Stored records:
^^^^^^^^^^^^^^^^

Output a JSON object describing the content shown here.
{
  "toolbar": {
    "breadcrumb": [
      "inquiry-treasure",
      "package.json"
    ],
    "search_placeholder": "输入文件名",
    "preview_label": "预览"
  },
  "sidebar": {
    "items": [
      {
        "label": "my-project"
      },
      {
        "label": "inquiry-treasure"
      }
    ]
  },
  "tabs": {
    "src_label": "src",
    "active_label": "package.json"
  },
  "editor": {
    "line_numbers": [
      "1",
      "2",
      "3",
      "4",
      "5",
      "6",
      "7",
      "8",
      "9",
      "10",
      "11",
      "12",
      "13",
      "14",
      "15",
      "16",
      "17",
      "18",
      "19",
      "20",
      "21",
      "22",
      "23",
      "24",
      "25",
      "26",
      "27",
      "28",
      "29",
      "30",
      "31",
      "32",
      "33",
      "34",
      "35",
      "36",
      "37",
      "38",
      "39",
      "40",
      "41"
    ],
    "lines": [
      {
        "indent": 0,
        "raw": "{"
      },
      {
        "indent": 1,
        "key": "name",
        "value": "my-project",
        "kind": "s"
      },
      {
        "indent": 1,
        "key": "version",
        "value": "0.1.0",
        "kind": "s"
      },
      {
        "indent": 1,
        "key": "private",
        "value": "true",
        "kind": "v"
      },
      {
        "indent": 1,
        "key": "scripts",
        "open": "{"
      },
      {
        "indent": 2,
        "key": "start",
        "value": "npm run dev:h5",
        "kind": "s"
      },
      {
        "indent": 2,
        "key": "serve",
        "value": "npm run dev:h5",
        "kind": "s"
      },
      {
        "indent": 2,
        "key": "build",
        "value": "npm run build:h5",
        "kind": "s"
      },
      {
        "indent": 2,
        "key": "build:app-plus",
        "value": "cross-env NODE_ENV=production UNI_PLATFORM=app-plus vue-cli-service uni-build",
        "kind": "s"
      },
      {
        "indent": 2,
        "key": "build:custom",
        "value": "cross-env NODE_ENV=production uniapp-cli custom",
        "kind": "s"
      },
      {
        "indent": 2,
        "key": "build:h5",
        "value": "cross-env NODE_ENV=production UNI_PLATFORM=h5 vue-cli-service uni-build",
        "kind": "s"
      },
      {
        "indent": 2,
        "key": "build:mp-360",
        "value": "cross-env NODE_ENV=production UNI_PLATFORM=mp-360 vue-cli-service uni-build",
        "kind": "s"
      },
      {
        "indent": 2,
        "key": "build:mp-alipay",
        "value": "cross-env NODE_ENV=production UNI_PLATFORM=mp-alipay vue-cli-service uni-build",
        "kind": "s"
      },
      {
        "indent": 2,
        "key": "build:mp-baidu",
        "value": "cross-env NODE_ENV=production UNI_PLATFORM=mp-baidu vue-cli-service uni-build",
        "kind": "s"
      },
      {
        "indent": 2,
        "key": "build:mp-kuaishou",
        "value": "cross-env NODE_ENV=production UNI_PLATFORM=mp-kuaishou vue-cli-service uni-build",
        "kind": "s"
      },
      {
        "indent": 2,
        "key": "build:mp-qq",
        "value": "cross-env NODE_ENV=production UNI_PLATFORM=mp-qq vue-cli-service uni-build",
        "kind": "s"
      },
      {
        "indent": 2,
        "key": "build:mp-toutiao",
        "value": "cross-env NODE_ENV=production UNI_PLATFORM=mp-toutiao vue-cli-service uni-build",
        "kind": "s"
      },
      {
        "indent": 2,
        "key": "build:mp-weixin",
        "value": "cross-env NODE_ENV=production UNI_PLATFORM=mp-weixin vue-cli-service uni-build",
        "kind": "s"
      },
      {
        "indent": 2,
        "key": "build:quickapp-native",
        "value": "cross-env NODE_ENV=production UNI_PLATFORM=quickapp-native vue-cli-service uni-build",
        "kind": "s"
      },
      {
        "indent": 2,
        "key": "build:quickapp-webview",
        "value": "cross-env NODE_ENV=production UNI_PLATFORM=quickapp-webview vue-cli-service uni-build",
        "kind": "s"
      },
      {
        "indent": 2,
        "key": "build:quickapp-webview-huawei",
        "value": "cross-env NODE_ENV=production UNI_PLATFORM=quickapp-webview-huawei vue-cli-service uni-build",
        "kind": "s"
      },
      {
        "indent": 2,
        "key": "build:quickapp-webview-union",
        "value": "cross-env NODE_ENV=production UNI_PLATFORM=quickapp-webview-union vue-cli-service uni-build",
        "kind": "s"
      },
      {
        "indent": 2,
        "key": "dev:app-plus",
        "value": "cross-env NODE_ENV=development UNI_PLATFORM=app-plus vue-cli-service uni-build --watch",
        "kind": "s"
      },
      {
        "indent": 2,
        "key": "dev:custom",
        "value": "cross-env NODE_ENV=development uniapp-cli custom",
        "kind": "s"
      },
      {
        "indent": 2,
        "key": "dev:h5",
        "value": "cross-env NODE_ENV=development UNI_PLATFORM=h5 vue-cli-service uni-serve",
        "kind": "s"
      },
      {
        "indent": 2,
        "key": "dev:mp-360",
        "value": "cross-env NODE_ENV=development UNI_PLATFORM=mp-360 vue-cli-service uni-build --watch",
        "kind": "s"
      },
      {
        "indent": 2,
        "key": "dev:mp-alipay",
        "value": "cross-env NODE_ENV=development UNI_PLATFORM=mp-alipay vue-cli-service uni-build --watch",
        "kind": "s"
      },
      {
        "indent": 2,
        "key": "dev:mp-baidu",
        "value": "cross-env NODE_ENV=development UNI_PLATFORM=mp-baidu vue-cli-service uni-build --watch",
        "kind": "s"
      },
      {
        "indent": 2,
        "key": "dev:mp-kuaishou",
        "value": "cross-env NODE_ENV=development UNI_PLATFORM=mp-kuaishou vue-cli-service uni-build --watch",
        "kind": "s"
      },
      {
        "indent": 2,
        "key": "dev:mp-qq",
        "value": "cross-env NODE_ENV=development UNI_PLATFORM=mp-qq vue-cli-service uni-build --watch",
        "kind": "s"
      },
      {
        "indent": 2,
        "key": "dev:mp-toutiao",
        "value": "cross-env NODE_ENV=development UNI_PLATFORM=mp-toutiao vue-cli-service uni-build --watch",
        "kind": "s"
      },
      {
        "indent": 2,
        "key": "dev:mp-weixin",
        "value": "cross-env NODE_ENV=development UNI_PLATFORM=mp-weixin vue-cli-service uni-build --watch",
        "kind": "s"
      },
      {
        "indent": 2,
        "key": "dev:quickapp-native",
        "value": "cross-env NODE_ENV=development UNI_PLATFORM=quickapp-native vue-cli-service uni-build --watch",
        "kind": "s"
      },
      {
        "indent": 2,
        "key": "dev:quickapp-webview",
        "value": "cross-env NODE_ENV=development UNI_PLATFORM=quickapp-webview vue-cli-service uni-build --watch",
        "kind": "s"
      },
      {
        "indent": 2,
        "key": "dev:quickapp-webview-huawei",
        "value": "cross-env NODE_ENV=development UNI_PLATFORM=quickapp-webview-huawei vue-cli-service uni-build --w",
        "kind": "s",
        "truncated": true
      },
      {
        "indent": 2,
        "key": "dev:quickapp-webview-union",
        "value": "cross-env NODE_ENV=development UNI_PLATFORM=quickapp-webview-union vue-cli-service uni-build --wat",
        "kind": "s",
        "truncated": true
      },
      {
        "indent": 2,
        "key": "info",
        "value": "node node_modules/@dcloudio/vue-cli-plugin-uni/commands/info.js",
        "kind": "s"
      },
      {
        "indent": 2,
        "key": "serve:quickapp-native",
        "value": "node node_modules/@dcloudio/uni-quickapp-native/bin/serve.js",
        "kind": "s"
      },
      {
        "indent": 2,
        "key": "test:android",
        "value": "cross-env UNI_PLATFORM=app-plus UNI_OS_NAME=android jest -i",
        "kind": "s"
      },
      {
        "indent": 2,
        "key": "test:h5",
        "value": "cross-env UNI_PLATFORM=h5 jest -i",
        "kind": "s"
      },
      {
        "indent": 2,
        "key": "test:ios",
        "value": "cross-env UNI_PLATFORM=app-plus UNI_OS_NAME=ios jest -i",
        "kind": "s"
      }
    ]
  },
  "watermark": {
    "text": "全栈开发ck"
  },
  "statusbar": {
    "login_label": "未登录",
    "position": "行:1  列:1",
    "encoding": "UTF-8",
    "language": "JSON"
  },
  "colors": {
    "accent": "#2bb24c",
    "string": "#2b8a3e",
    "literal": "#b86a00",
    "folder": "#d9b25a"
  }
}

^^^^^^^^^^^^^^^^

■ WHAT IS BEING ASKED:
Locate each line containing the string "treasure" and show it.

■ FINISHED TASK:
      "inquiry-treasure",
        "label": "inquiry-treasure"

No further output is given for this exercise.